Given text:
* * * * * * *
Hungary and the costs of containment

The BBC report of President Bush's trip to Hungary, to mark the 50th anniversary of the Uprising, draws a good parallel:

The symbolic value of a people rising up against a dictatorial regime is close to [President Bush's] heart, says the BBC's Nick Thorpe in Budapest.

When Saddam Hussein's statue was toppled in the Iraqi capital Baghdad, many eastern Europeans remembered the destruction of the statue of Joseph Stalin in Budapest in 1956.

But Hungarians underline that they opposed the Soviet power alone, and their appeals for help from the outside world went unheeded, our correspondent adds.

Critics of the Iraq War often claim that military action was unnecessary because the US and UK were effectively containing Saddam Hussein's regime, much as Western military power and the Atlantic alliance had contained Soviet Communism during the Cold War. (This is a mainstay of the argument of mainstream politicians such as Menzies Campbell and the late Robin Cook. Obviously the position of the Leninists and Islamists of the Stop the War Coalition, who are not anti-war at all but pro-war and on the other side, is different.) The argument allegedly gains weight from the absence of WMD in post-Saddam Iraq.
* * * * * * *
Dataset records:
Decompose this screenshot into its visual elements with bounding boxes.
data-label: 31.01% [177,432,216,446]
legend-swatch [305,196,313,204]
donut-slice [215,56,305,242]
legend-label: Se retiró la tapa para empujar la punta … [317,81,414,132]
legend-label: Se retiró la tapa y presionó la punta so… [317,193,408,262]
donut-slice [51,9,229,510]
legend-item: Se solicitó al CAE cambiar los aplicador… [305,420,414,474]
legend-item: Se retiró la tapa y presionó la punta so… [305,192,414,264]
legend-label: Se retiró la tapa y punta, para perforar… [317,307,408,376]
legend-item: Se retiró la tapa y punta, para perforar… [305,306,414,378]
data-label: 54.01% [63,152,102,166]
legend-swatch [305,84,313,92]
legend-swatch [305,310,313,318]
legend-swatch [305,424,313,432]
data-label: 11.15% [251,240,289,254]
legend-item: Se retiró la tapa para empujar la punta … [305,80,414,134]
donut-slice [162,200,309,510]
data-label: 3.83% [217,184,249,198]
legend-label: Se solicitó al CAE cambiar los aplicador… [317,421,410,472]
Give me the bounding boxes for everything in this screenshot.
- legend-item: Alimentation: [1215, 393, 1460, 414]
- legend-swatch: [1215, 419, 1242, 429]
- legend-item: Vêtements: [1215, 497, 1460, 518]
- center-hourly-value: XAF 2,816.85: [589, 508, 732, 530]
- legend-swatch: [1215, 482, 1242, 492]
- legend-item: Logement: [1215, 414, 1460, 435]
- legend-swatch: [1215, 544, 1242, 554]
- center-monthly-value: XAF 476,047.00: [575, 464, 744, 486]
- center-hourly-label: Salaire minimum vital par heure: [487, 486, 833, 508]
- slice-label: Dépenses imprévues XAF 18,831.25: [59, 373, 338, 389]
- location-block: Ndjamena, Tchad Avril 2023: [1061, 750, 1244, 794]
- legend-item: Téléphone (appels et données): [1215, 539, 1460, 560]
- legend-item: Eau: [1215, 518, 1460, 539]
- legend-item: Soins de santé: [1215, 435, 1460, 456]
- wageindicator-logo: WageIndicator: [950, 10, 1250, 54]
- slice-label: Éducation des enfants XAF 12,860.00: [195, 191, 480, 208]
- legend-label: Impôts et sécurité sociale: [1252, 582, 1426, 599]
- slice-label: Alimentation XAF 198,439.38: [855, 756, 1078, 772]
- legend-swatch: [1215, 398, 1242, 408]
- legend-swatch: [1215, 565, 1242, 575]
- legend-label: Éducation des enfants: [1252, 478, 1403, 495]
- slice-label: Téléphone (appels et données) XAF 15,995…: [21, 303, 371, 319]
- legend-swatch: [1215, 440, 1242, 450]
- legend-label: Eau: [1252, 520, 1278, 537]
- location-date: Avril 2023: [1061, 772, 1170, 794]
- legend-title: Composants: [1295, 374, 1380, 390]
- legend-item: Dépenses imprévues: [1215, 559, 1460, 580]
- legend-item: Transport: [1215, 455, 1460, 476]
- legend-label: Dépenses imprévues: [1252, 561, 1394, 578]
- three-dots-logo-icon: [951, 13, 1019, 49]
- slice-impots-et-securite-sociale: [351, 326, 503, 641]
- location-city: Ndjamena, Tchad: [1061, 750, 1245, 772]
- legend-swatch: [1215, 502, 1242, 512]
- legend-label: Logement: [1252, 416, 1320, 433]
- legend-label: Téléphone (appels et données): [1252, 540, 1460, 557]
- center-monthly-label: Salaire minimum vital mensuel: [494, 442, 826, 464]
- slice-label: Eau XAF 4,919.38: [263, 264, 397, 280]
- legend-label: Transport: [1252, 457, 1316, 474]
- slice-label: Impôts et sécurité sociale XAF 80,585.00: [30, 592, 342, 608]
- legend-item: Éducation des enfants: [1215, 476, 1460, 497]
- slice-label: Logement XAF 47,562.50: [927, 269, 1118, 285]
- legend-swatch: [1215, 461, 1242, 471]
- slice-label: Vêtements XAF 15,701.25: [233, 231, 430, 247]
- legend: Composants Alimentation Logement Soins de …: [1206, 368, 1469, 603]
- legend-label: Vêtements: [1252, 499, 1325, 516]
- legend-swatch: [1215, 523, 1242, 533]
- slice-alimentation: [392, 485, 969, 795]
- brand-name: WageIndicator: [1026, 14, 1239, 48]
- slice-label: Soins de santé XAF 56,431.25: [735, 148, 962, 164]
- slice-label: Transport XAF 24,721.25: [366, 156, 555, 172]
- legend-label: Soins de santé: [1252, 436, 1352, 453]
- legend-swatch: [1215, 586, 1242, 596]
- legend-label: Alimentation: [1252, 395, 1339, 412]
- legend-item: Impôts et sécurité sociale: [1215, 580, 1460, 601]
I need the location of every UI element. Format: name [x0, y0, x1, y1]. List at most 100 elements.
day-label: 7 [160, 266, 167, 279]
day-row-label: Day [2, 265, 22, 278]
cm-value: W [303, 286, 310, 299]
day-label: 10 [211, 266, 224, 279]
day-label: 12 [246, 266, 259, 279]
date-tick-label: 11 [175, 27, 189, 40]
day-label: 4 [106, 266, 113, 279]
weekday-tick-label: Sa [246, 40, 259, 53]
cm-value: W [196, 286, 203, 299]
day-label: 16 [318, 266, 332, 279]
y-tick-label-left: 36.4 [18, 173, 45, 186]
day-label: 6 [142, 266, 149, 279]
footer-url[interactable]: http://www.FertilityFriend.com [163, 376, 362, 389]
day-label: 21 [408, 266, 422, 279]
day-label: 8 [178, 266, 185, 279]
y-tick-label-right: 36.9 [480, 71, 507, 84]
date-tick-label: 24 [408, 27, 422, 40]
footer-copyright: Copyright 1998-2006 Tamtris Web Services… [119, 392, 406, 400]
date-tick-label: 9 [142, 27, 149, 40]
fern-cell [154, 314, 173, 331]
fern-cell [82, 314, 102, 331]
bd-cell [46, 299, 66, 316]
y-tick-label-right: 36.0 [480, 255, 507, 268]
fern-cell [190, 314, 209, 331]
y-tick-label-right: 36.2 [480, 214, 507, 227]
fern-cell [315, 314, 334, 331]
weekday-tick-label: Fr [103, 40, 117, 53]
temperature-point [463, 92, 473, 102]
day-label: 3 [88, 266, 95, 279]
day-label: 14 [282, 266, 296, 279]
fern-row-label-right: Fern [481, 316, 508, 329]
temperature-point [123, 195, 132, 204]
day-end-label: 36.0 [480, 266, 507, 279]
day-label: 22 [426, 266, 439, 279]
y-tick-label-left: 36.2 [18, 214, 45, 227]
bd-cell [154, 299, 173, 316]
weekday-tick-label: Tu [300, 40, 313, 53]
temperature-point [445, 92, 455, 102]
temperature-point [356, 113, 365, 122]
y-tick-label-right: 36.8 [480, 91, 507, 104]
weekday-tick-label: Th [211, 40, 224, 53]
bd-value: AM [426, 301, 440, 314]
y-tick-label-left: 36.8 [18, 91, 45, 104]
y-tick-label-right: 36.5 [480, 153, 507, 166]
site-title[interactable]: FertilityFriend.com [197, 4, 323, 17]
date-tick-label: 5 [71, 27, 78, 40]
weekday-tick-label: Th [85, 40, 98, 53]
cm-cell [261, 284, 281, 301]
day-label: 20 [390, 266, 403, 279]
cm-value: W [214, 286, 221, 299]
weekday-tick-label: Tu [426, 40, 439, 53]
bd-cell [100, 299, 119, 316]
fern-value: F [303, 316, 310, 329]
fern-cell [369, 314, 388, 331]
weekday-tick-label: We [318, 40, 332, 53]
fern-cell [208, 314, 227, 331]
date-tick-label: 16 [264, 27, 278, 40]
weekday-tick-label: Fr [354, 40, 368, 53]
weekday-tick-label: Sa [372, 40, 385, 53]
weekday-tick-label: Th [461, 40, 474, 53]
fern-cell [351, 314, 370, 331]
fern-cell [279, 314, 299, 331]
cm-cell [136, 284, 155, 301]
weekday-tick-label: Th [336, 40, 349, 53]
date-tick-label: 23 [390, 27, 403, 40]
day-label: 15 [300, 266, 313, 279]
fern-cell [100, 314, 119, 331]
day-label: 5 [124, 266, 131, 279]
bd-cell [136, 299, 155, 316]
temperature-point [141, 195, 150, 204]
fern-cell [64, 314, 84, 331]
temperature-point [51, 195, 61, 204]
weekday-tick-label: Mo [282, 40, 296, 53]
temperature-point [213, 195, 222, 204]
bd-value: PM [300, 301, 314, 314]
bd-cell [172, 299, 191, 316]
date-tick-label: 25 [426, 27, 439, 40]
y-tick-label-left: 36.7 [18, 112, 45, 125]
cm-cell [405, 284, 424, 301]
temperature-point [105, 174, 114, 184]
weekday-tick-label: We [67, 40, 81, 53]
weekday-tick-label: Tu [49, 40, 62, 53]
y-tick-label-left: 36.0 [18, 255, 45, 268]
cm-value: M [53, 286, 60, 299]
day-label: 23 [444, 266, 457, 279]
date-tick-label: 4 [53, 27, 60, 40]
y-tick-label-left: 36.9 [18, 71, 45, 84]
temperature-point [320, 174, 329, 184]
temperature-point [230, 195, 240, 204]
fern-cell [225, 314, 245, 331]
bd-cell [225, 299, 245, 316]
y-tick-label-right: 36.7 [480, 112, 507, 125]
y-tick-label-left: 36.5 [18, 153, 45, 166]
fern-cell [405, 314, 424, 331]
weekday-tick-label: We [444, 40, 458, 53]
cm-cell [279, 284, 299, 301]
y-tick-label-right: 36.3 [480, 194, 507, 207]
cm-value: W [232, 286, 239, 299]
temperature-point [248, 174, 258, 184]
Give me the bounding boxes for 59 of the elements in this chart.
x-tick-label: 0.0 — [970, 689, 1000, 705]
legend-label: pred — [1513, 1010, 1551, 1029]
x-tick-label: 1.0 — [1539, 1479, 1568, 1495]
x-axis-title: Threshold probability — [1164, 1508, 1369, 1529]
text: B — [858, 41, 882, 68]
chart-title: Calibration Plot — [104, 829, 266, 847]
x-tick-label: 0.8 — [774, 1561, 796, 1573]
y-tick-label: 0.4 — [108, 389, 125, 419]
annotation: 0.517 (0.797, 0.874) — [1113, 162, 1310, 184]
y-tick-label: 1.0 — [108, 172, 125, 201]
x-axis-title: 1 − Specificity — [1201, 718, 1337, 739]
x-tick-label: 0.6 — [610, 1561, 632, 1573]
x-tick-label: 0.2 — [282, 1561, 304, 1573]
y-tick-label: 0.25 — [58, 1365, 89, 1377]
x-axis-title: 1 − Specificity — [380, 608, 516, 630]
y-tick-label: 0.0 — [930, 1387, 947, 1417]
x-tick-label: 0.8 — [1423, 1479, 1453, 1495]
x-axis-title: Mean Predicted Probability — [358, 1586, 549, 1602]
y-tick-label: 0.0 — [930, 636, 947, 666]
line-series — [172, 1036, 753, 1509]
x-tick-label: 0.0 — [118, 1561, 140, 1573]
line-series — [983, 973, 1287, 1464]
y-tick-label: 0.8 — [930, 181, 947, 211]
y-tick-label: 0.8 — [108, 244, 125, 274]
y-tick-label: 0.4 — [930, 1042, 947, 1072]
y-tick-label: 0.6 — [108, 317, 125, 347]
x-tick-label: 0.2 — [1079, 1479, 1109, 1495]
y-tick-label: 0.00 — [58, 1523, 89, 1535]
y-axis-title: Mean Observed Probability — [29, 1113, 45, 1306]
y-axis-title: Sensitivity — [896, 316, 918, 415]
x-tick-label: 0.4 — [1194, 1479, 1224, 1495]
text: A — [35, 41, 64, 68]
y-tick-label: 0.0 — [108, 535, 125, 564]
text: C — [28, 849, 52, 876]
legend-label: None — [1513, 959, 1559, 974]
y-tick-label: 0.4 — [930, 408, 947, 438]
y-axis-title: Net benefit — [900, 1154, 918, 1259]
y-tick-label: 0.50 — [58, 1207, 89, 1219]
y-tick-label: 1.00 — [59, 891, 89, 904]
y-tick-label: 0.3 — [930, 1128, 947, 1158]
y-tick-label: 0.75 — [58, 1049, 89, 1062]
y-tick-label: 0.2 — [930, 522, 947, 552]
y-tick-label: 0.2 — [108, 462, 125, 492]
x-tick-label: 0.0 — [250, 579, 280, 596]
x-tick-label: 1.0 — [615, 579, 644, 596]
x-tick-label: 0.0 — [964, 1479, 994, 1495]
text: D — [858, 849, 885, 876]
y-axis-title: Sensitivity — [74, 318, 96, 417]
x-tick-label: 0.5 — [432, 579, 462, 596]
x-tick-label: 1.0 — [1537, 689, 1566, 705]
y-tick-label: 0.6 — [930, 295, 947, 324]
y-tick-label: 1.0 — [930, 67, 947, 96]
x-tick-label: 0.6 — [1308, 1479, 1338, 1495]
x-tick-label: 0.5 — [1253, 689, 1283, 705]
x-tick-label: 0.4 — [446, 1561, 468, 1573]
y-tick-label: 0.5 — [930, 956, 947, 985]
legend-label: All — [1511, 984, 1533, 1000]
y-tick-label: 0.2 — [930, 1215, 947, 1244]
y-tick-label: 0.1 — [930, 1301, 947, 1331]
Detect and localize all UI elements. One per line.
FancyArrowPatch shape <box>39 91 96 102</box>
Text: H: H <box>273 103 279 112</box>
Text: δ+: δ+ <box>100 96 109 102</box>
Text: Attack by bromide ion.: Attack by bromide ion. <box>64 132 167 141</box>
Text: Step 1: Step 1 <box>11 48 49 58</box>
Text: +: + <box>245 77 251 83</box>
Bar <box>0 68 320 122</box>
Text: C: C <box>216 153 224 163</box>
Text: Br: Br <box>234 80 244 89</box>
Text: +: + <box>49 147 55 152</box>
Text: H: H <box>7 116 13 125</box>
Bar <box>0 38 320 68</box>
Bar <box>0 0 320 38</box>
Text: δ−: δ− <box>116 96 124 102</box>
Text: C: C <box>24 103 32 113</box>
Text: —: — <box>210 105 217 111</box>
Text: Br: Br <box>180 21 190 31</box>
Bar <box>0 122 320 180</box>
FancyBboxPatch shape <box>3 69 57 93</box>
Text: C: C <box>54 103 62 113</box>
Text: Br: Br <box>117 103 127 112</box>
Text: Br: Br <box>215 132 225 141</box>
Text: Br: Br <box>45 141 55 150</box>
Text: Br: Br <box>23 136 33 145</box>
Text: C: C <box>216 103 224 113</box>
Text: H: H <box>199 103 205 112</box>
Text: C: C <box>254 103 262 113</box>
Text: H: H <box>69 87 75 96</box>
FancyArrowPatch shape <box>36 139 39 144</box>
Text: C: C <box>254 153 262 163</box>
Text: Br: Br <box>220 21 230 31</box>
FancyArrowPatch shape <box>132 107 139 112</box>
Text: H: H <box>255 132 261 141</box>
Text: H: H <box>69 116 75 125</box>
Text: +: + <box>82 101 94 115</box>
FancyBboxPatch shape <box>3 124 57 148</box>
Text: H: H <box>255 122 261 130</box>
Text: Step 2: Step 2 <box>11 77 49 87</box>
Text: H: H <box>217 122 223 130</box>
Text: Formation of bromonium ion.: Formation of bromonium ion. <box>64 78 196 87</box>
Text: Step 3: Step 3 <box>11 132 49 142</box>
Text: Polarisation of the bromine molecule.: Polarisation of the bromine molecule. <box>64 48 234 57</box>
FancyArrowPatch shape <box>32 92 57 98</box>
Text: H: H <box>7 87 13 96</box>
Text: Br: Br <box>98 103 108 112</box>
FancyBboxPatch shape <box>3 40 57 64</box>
* * * * * * *
Objectives:
a – From the Hungary text, please quote the passage starting with "The symbolic value" and going on through "our correspondent adds.".
b – Decide whether each statement agrees with the Hungary text. For each, answer yes or no and quote the words from the text that settle it. (i) The statue of Joseph Stalin in Budapest was destroyed in 1956. (ii) The Hungarians' appeals for help from the outside world were answered. (iii) Menzies Campbell is named as a mainstream politician who argues the containment case.
You won't need the lines for this.

Responses:
a –
The symbolic value of a people rising up against a dictatorial regime is close to [President Bush's] heart, says the BBC's Nick Thorpe in Budapest.

When Saddam Hussein's statue was toppled in the Iraqi capital Baghdad, many eastern Europeans remembered the destruction of the statue of Joseph Stalin in Budapest in 1956.

But Hungarians underline that they opposed the Soviet power alone, and their appeals for help from the outside world went unheeded, our correspondent adds.

b –
(i) Yes: "the destruction of the statue of Joseph Stalin in Budapest in 1956"
(ii) No: "their appeals for help from the outside world went unheeded"
(iii) Yes: "This is a mainstay of the argument of mainstream politicians such as Menzies Campbell"